▶ **INPUT DATA**:
┄┄┄┄┄┄┄┄┄┄
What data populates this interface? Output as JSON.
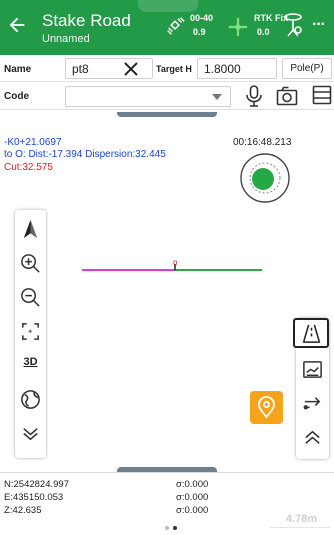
{
  "header": {
    "title": "Stake Road",
    "subtitle": "Unnamed",
    "satellites": "00-40",
    "satellites_sub": "0.9",
    "fix_status": "RTK Fix",
    "fix_value": "0.0",
    "more": "···"
  },
  "inputs": {
    "name_label": "Name",
    "name_value": "pt8",
    "target_h_label": "Target H",
    "target_h_value": "1.8000",
    "pole_label": "Pole(P)",
    "code_label": "Code",
    "code_value": ""
  },
  "stake": {
    "station": "-K0+21.0697",
    "distance": "to O: Dist:-17.394 Dispersion:32.445",
    "cut": "Cut:32.575",
    "timer": "00:16:48.213"
  },
  "map": {
    "origin_label": "o"
  },
  "left_toolbar": {
    "view_3d_label": "3D"
  },
  "coordinates": {
    "n": "N:2542824.997",
    "e": "E:435150.053",
    "z": "Z:42.635",
    "sigma_n": "σ:0.000",
    "sigma_e": "σ:0.000",
    "sigma_z": "σ:0.000",
    "scale": "4.78m"
  },
  "colors": {
    "header": "#239a48",
    "accent": "#f6a31c",
    "blue_text": "#1a3fd8",
    "red_text": "#ee1b1b",
    "line_pink": "#e33be4",
    "line_green": "#2ea84a"
  }
}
┄┄┄┄┄┄┄┄┄┄
▶ **YOUR GOAL**: Without including any pictures, print all of the material exactly as given.

▶ **FINISHED TASK**:
What data populates this interface? Output as JSON.
{
  "header": {
    "title": "Stake Road",
    "subtitle": "Unnamed",
    "satellites": "00-40",
    "satellites_sub": "0.9",
    "fix_status": "RTK Fix",
    "fix_value": "0.0",
    "more": "···"
  },
  "inputs": {
    "name_label": "Name",
    "name_value": "pt8",
    "target_h_label": "Target H",
    "target_h_value": "1.8000",
    "pole_label": "Pole(P)",
    "code_label": "Code",
    "code_value": ""
  },
  "stake": {
    "station": "-K0+21.0697",
    "distance": "to O: Dist:-17.394 Dispersion:32.445",
    "cut": "Cut:32.575",
    "timer": "00:16:48.213"
  },
  "map": {
    "origin_label": "o"
  },
  "left_toolbar": {
    "view_3d_label": "3D"
  },
  "coordinates": {
    "n": "N:2542824.997",
    "e": "E:435150.053",
    "z": "Z:42.635",
    "sigma_n": "σ:0.000",
    "sigma_e": "σ:0.000",
    "sigma_z": "σ:0.000",
    "scale": "4.78m"
  },
  "colors": {
    "header": "#239a48",
    "accent": "#f6a31c",
    "blue_text": "#1a3fd8",
    "red_text": "#ee1b1b",
    "line_pink": "#e33be4",
    "line_green": "#2ea84a"
  }
}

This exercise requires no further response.